▶ [Short exercise]:
Search the data for the word "playing" and copy every line where it occurs.

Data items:
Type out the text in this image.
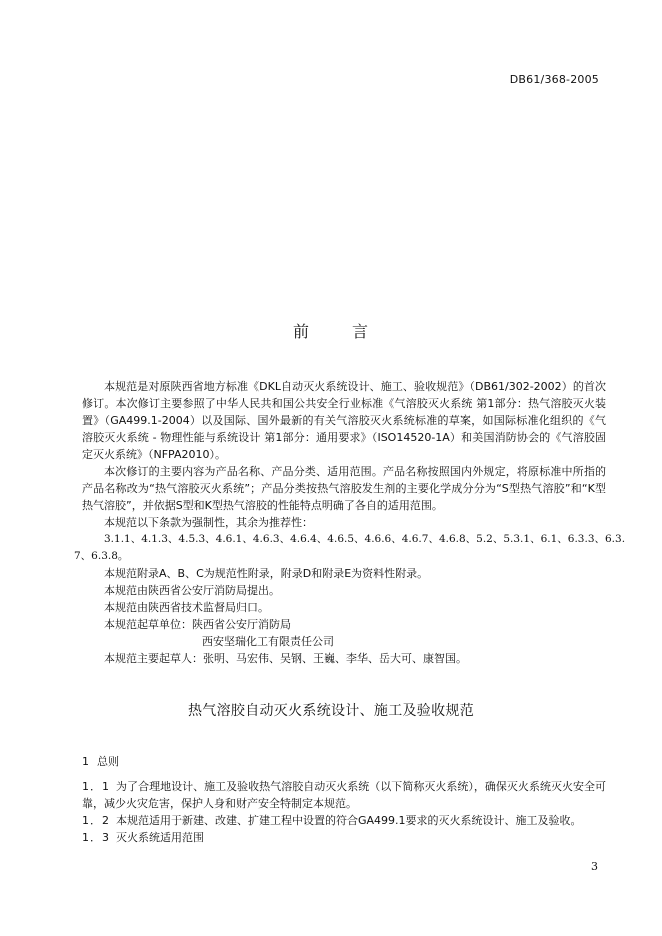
DB61/368-2005
前	言

本规范是对原陕西省地方标准《DKL自动灭火系统设计、施工、验收规范》（DB61/302-2002）的首次修订。本次修订主要参照了中华人民共和国公共安全行业标准《气溶胶灭火系统 第1部分：热气溶胶灭火装置》（GA499.1-2004）以及国际、国外最新的有关气溶胶灭火系统标准的草案，如国际标准化组织的《气溶胶灭火系统 - 物理性能与系统设计 第1部分：通用要求》（ISO14520-1A）和美国消防协会的《气溶胶固定灭火系统》（NFPA2010）。

本次修订的主要内容为产品名称、产品分类、适用范围。产品名称按照国内外规定，将原标准中所指的产品名称改为“热气溶胶灭火系统”；产品分类按热气溶胶发生剂的主要化学成分分为“S型热气溶胶”和“K型热气溶胶”，并依据S型和K型热气溶胶的性能特点明确了各自的适用范围。

本规范以下条款为强制性，其余为推荐性：

3.1.1、4.1.3、4.5.3、4.6.1、4.6.3、4.6.4、4.6.5、4.6.6、4.6.7、4.6.8、5.2、5.3.1、6.1、6.3.3、6.3.

7、6.3.8。

本规范附录A、B、C为规范性附录，附录D和附录E为资料性附录。

本规范由陕西省公安厅消防局提出。

本规范由陕西省技术监督局归口。

本规范起草单位：陕西省公安厅消防局

西安坚瑞化工有限责任公司

本规范主要起草人：张明、马宏伟、吴钢、王巍、李华、岳大可、康智国。

热气溶胶自动灭火系统设计、施工及验收规范
1 总则

1．1 为了合理地设计、施工及验收热气溶胶自动灭火系统（以下简称灭火系统），确保灭火系统灭火安全可靠，减少火灾危害，保护人身和财产安全特制定本规范。

1．2 本规范适用于新建、改建、扩建工程中设置的符合GA499.1要求的灭火系统设计、施工及验收。

1．3 灭火系统适用范围

3
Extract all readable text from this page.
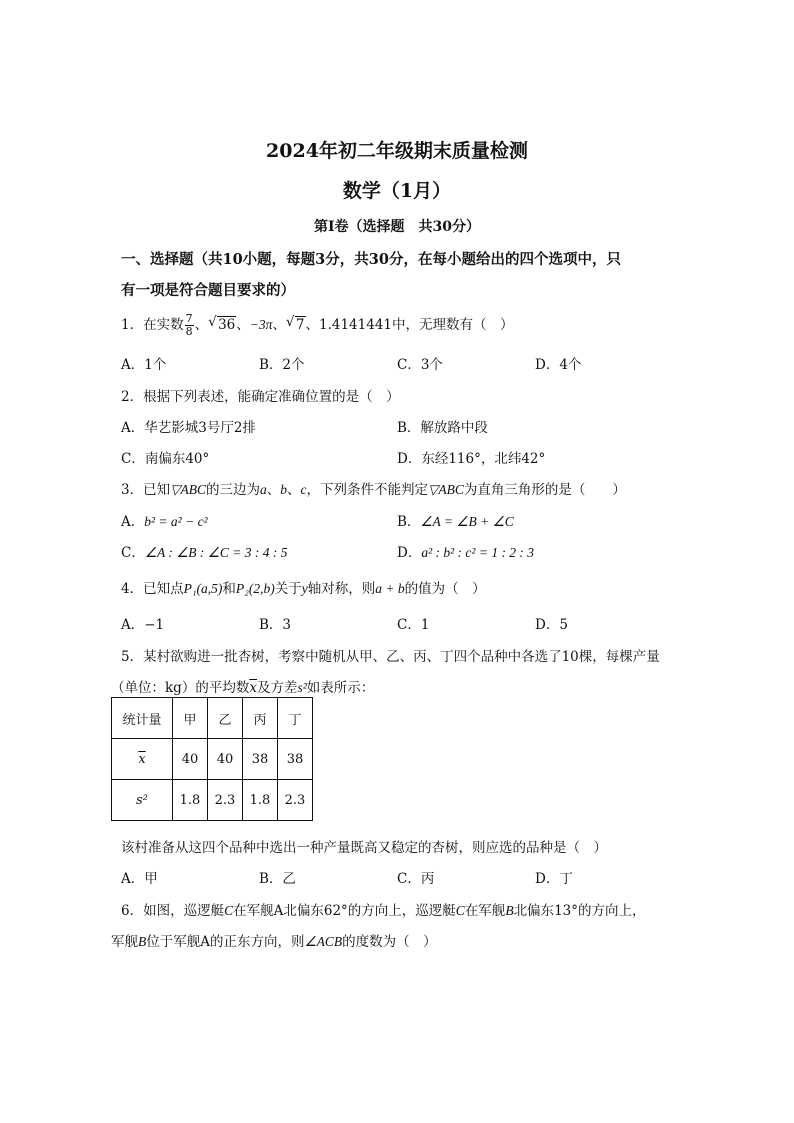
2024年初二年级期末质量检测
数学（1月）
第Ⅰ卷（选择题　共30分）
一、选择题（共10小题，每题3分，共30分，在每小题给出的四个选项中，只
有一项是符合题目要求的）
1．在实数 $\frac{7}{8}$ 、 √ 36、−3π、 √ 7、1.4141441中，无理数有（　）
A．1个	B．2个	C．3个	D．4个
2．根据下列表述，能确定准确位置的是（　）
A．华艺影城3号厅2排	B．解放路中段
C．南偏东40°	D．东经116°，北纬42°
3．已知▽ABC的三边为a、b、c，下列条件不能判定▽ABC为直角三角形的是（　　）
A．b² = a² − c²	B．∠A = ∠B + ∠C
C．∠A : ∠B : ∠C = 3 : 4 : 5	D．a² : b² : c² = 1 : 2 : 3
4．已知点P₁(a,5)和P₂(2,b)关于y轴对称，则a + b的值为（　）
A．−1	B．3	C．1	D．5
5．某村欲购进一批杏树，考察中随机从甲、乙、丙、丁四个品种中各选了10棵，每棵产量
（单位：kg）的平均数$\overline{x}$及方差s²如表所示：
统计量	甲	乙	丙	丁
$\overline{x}$	40	40	38	38
s²	1.8	2.3	1.8	2.3
该村准备从这四个品种中选出一种产量既高又稳定的杏树，则应选的品种是（　）
A．甲	B．乙	C．丙	D．丁
6．如图，巡逻艇C在军舰A北偏东62°的方向上，巡逻艇C在军舰B北偏东13°的方向上，
军舰B位于军舰A的正东方向，则∠ACB的度数为（　）
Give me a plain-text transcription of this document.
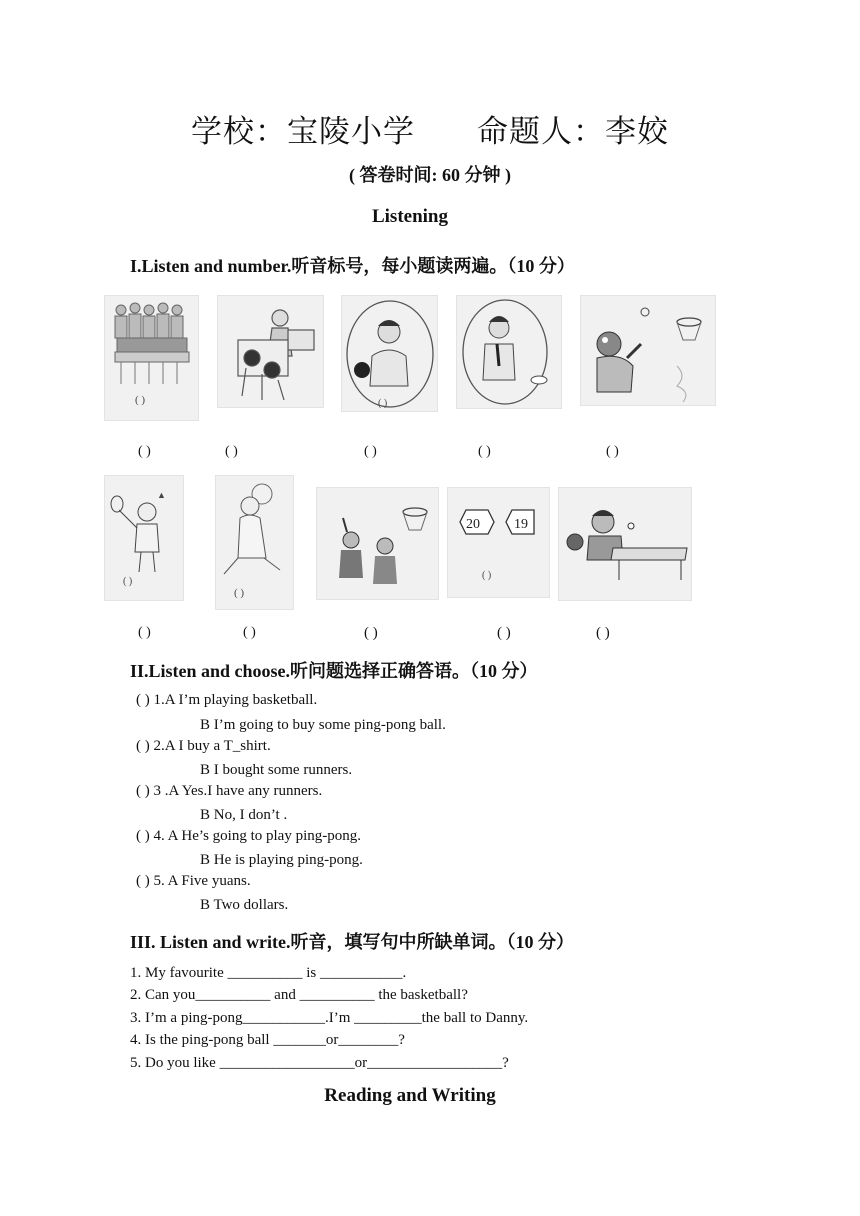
学校：宝陵小学 命题人：李姣
( 答卷时间: 60 分钟 )
Listening
I.Listen and number.听音标号，每小题读两遍。（10 分）
( )	( )
( )	( )	( )	( )	( )
▲
( )
( )
20 19
( )
( )	( )	( )	( )	( )
II.Listen and choose.听问题选择正确答语。（10 分）
( ) 1.A I’m playing basketball.
B I’m going to buy some ping-pong ball.
( ) 2.A I buy a T_shirt.
B I bought some runners.
( ) 3 .A Yes.I have any runners.
B No, I don’t .
( ) 4. A He’s going to play ping-pong.
B He is playing ping-pong.
( ) 5. A Five yuans.
B Two dollars.
III. Listen and write.听音，填写句中所缺单词。（10 分）
1. My favourite __________ is ___________.
2. Can you__________ and __________ the basketball?
3. I’m a ping-pong___________.I’m _________the ball to Danny.
4. Is the ping-pong ball _______or________?
5. Do you like __________________or__________________?
Reading and Writing
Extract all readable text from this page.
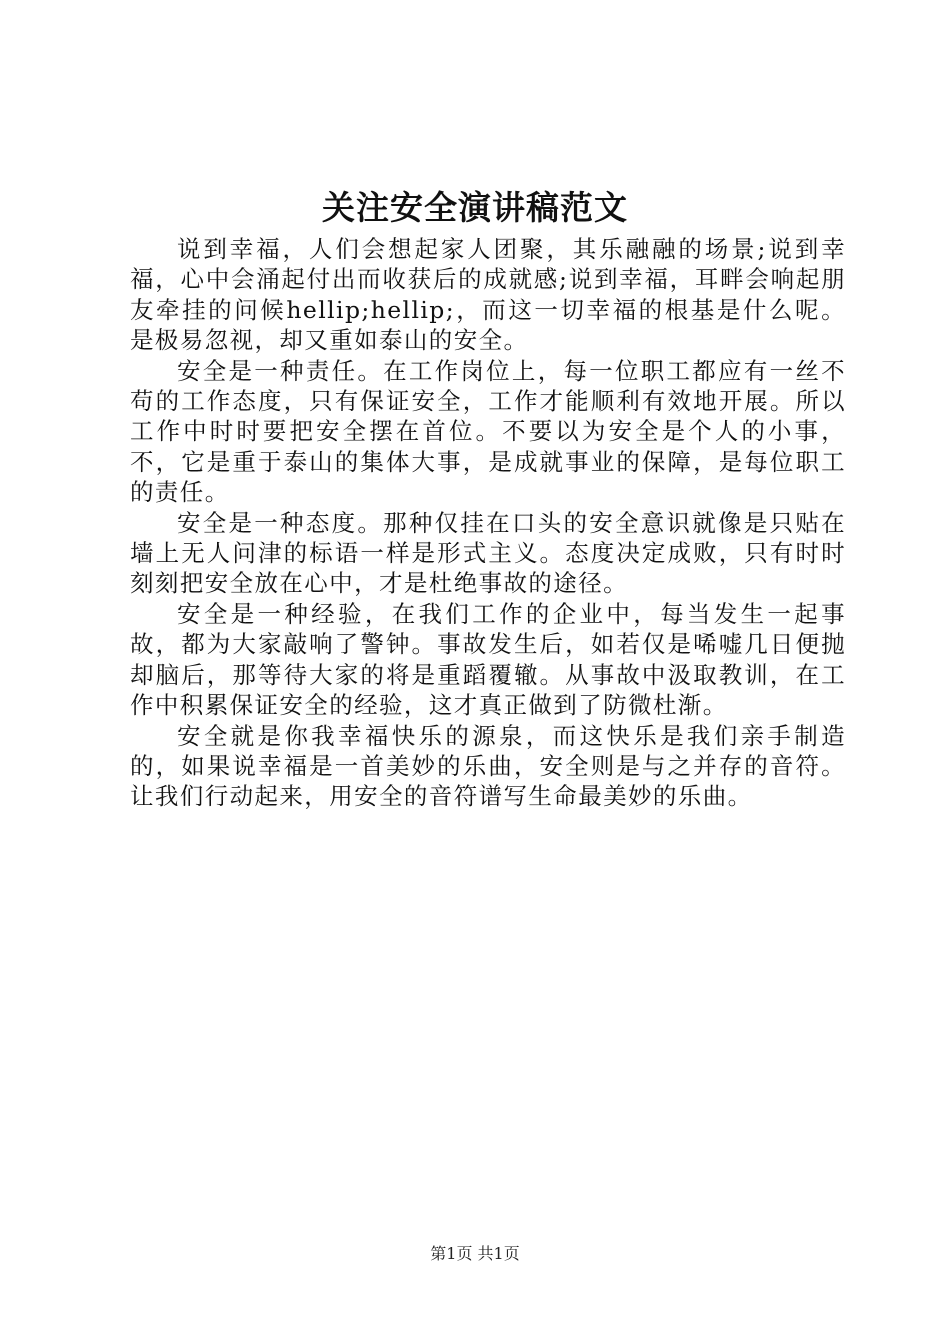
关注安全演讲稿范文

说到幸福，人们会想起家人团聚，其乐融融的场景;说到幸福，心中会涌起付出而收获后的成就感;说到幸福，耳畔会响起朋友牵挂的问候hellip;hellip;，而这一切幸福的根基是什么呢。是极易忽视，却又重如泰山的安全。

安全是一种责任。在工作岗位上，每一位职工都应有一丝不苟的工作态度，只有保证安全，工作才能顺利有效地开展。所以工作中时时要把安全摆在首位。不要以为安全是个人的小事，不，它是重于泰山的集体大事，是成就事业的保障，是每位职工的责任。

安全是一种态度。那种仅挂在口头的安全意识就像是只贴在墙上无人问津的标语一样是形式主义。态度决定成败，只有时时刻刻把安全放在心中，才是杜绝事故的途径。

安全是一种经验，在我们工作的企业中，每当发生一起事故，都为大家敲响了警钟。事故发生后，如若仅是唏嘘几日便抛却脑后，那等待大家的将是重蹈覆辙。从事故中汲取教训，在工作中积累保证安全的经验，这才真正做到了防微杜渐。

安全就是你我幸福快乐的源泉，而这快乐是我们亲手制造的，如果说幸福是一首美妙的乐曲，安全则是与之并存的音符。让我们行动起来，用安全的音符谱写生命最美妙的乐曲。

第1页 共1页
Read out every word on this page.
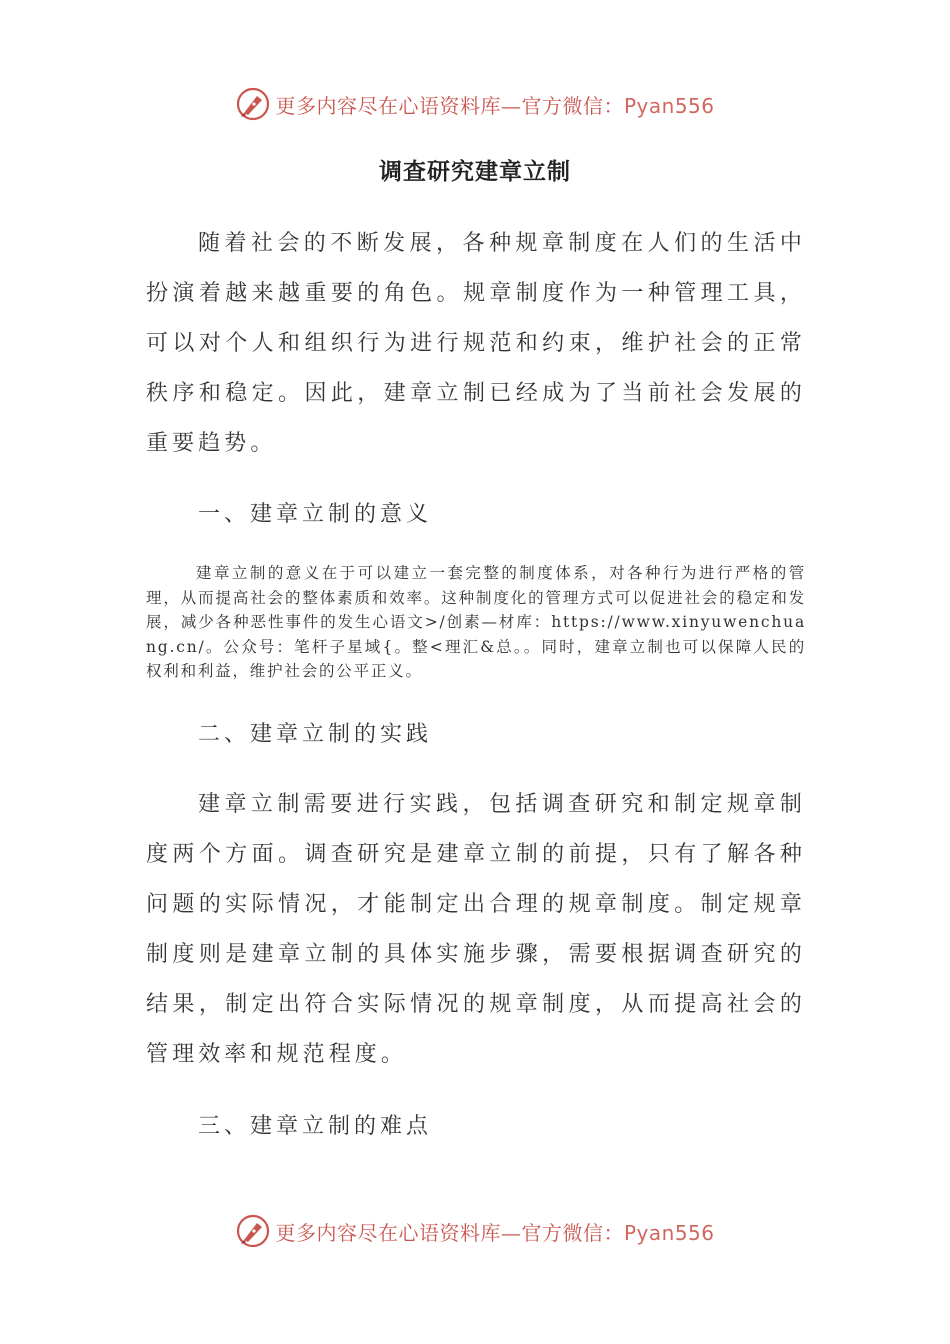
更多内容尽在心语资料库—官方微信：Pyan556
调查研究建章立制

随着社会的不断发展，各种规章制度在人们的生活中扮演着越来越重要的角色。规章制度作为一种管理工具，可以对个人和组织行为进行规范和约束，维护社会的正常秩序和稳定。因此，建章立制已经成为了当前社会发展的重要趋势。

一、建章立制的意义

建章立制的意义在于可以建立一套完整的制度体系，对各种行为进行严格的管理，从而提高社会的整体素质和效率。这种制度化的管理方式可以促进社会的稳定和发展，减少各种恶性事件的发生心语文>/创素—材库：https://www.xinyuwenchuang.cn/。公众号：笔杆子星域{。整<理汇&总。。同时，建章立制也可以保障人民的权利和利益，维护社会的公平正义。

二、建章立制的实践

建章立制需要进行实践，包括调查研究和制定规章制度两个方面。调查研究是建章立制的前提，只有了解各种问题的实际情况，才能制定出合理的规章制度。制定规章制度则是建章立制的具体实施步骤，需要根据调查研究的结果，制定出符合实际情况的规章制度，从而提高社会的管理效率和规范程度。

三、建章立制的难点
更多内容尽在心语资料库—官方微信：Pyan556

▶ [Result]:
( ) 1.A I’m playing basketball.
B He is playing ping-pong.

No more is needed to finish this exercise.